======== Page extract

I don't know how anymore, but somehow I discovered #commits on FreeNode (I was prolly hinted at GIMPnet). #commits is such a cool idea. I nicked it, and set up a #commits on GIMPnet. Some GNOME hackers and users seem to like the new service, which is good. Kudos to the people who set up #commits at FreeNode.
Then my new GNOME About dialog ended up in GNOME cvs HEAD. Because people seemed to like it. I find it really cool that it got in.
After that I finally took some time to install kcachegrind. What a wonderful tool. I finally understood how to use all those lists and numbers to actually make stuff faster. Kcachegrind visualizes the information very good, especially the source code view totally rocks. I guess I need to write a GUI like this for GTK+ now. Might do it when I am on holiday, because I won't have a real netconn. People suggested me to write it in Python, so I will have to read my book on python first.
Work on my new gtk+ 2.4 features steadily continues. The API for the new ComboBox is about to be finalized. The end result will look really clean (thanks to a bunch of input from Owen and Havoc), it took a long time to get to that, but I'm sort of proud of it actually :). The last days I've been working on the completion mechanism for GtkEntry. That API will also be nice and clean (thanks to input from Owen). I wouldn't have been able to come up which such nice and clean APIs myself. After some GtkTreeModelFilter (another of my 2.4 features :) optimizations, the completion code is fast enough to be really usable.
Somewhere this week, I should put up a list of planned GtkTreeView features for gtk+ 2.4 on the gtk+ 2.4 planning site.
It looks like I will land a not insignificant amount of code in gtk+ 2.4. Something what I find pretty cool and exciting. I finally start to feel useful.

================
======== Given data

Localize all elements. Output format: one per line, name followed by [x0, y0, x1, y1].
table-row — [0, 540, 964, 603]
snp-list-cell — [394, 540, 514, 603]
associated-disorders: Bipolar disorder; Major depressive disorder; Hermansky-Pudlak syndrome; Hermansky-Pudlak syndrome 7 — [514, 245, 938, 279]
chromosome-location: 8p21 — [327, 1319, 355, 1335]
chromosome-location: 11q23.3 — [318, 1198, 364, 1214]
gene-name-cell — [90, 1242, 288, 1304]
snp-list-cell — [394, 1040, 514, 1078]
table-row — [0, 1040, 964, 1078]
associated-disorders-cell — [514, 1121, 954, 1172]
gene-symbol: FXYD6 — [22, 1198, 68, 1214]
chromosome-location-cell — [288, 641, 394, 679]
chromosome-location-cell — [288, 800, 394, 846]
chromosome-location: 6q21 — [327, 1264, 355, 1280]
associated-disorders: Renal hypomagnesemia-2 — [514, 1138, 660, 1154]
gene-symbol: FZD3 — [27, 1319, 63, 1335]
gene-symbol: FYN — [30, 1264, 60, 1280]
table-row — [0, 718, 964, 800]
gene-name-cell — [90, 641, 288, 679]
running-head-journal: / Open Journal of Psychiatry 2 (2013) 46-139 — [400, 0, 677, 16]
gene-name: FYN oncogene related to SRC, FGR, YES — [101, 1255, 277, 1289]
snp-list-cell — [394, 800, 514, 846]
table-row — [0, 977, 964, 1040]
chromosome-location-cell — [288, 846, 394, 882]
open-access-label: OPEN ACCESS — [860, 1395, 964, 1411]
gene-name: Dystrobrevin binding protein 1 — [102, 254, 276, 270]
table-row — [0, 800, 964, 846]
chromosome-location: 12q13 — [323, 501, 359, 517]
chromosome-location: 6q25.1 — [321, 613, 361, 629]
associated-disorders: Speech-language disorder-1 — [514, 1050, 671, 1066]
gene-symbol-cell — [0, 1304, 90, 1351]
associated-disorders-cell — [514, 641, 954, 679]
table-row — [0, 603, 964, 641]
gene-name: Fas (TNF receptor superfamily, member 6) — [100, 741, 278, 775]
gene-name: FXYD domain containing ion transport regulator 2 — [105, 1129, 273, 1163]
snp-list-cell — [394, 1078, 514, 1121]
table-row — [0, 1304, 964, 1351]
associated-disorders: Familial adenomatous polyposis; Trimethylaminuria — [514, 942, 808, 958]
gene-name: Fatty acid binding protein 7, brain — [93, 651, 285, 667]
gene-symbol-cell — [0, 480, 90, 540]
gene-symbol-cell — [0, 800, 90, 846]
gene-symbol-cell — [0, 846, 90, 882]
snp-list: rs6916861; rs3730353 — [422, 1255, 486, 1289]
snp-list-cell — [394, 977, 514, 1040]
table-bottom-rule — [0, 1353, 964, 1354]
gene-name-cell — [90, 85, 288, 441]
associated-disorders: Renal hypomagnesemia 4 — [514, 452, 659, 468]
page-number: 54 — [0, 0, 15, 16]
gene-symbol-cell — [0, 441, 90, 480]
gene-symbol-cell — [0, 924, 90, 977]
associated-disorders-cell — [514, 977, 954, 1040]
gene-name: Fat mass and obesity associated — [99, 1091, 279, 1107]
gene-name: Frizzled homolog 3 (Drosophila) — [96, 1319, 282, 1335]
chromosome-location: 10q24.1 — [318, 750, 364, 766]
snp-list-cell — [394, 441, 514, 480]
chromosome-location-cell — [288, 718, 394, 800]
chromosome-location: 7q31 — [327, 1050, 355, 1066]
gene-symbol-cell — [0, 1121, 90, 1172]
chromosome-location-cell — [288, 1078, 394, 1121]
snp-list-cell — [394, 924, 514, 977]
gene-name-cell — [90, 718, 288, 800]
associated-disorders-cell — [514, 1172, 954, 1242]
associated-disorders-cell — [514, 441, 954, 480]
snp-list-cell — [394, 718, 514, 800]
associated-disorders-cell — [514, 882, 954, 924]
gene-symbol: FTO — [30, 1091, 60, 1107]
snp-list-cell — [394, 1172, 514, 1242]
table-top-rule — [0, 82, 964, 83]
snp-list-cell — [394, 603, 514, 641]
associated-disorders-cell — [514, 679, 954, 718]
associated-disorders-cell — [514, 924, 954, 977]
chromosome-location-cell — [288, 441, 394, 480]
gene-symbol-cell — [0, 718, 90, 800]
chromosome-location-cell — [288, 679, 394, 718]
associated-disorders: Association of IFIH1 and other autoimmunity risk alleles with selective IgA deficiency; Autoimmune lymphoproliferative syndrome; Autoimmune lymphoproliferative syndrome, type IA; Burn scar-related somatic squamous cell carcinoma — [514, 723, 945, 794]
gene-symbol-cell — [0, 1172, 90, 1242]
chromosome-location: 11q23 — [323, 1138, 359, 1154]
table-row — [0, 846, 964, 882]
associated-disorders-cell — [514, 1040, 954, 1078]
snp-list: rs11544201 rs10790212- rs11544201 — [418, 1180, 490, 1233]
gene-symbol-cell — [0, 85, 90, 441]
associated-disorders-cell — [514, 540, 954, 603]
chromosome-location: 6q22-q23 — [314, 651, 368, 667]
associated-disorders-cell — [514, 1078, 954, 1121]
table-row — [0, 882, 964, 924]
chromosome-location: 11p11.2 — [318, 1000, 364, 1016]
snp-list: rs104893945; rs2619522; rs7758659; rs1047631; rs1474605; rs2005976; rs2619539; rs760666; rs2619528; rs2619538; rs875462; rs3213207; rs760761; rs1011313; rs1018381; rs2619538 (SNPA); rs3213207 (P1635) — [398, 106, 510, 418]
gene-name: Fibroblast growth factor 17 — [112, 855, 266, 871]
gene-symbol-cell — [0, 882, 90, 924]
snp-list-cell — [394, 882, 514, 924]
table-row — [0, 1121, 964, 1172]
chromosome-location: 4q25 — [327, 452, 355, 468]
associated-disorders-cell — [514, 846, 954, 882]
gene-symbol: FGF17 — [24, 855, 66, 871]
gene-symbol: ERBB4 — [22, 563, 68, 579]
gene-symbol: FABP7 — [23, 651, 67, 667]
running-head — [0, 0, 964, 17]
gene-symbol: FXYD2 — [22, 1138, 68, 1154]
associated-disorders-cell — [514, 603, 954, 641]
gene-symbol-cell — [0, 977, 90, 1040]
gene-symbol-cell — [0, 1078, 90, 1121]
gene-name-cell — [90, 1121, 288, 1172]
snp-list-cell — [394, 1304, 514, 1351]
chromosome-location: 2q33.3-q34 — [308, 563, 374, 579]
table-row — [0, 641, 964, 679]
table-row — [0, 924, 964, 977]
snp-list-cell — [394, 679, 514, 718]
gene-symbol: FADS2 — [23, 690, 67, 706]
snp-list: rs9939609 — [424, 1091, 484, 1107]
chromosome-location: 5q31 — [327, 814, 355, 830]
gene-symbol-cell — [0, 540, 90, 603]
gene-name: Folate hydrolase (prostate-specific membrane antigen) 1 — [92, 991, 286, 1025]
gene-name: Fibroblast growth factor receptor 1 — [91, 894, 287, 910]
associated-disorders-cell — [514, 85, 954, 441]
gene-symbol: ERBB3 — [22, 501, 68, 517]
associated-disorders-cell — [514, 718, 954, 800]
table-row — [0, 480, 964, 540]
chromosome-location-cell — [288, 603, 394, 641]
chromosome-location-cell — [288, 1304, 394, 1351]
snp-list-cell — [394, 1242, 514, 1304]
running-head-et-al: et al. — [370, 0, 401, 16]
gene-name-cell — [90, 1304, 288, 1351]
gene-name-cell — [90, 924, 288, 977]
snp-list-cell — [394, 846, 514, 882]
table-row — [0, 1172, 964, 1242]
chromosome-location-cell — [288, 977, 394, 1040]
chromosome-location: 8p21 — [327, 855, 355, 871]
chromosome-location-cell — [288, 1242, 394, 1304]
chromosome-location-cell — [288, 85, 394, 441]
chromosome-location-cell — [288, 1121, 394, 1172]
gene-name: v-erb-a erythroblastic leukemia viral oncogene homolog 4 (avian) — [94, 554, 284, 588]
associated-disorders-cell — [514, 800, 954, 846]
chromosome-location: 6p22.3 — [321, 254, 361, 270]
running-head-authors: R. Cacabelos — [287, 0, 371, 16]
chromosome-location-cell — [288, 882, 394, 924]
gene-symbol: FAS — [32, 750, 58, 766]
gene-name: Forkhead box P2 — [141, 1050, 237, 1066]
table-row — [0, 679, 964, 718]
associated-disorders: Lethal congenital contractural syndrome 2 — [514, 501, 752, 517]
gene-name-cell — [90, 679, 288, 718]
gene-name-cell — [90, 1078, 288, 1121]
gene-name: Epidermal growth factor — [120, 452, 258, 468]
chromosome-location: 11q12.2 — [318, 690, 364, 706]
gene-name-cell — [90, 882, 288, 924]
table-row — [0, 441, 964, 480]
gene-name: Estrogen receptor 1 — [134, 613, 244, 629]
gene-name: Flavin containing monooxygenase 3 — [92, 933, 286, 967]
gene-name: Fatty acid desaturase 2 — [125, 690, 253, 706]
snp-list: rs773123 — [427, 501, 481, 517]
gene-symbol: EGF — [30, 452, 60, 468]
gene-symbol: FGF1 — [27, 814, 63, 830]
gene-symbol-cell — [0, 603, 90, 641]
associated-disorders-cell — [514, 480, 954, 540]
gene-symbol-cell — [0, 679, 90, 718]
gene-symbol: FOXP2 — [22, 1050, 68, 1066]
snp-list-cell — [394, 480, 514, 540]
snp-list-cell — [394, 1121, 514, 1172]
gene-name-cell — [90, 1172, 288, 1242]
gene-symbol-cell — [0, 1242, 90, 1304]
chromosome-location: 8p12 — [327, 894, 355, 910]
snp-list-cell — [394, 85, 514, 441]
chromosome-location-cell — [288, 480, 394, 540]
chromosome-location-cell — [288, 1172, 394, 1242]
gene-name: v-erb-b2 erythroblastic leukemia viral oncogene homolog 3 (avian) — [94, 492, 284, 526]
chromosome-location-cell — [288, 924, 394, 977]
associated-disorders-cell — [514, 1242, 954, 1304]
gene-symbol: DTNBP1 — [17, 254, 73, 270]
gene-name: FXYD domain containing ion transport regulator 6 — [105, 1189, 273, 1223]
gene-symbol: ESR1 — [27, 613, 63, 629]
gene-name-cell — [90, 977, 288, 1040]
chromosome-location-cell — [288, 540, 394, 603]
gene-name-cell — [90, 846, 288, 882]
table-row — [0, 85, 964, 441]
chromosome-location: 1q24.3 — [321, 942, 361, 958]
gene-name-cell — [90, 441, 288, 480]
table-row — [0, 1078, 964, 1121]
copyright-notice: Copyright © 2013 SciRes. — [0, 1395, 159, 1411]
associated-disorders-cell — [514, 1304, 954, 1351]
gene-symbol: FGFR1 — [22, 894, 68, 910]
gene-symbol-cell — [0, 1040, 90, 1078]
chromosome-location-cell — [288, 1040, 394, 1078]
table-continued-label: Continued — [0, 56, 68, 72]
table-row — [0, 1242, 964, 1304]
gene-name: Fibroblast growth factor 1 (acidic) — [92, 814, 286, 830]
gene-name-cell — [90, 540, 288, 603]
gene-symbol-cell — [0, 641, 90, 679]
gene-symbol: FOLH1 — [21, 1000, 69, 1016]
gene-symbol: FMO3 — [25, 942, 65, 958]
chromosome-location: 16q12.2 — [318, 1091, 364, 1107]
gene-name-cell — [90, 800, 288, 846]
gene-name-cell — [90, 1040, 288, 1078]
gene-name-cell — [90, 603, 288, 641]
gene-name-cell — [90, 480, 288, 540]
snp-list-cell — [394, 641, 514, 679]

================

▸ Questions
1 - Summarize the text on GNOME and GTK+ work in two sentences.
2 - Copy the stretch of the text on GNOME and GTK+ work from "Work on my new" through "to feel useful.".

▸ Task-by-task results
1 - The writer set up a #commits channel on GIMPnet modeled on the one at FreeNode, saw the new GNOME About dialog end up in GNOME cvs HEAD, and installed kcachegrind, which prompted the idea of writing a similar GUI for GTK+. Work on gtk+ 2.4 features continues, including a nearly finalized ComboBox API and a completion mechanism for GtkEntry, and the writer expects to land a not insignificant amount of code in gtk+ 2.4.

2 -
Work on my new gtk+ 2.4 features steadily continues. The API for the new ComboBox is about to be finalized. The end result will look really clean (thanks to a bunch of input from Owen and Havoc), it took a long time to get to that, but I'm sort of proud of it actually :). The last days I've been working on the completion mechanism for GtkEntry. That API will also be nice and clean (thanks to input from Owen). I wouldn't have been able to come up which such nice and clean APIs myself. After some GtkTreeModelFilter (another of my 2.4 features :) optimizations, the completion code is fast enough to be really usable.
Somewhere this week, I should put up a list of planned GtkTreeView features for gtk+ 2.4 on the gtk+ 2.4 planning site.
It looks like I will land a not insignificant amount of code in gtk+ 2.4. Something what I find pretty cool and exciting. I finally start to feel useful.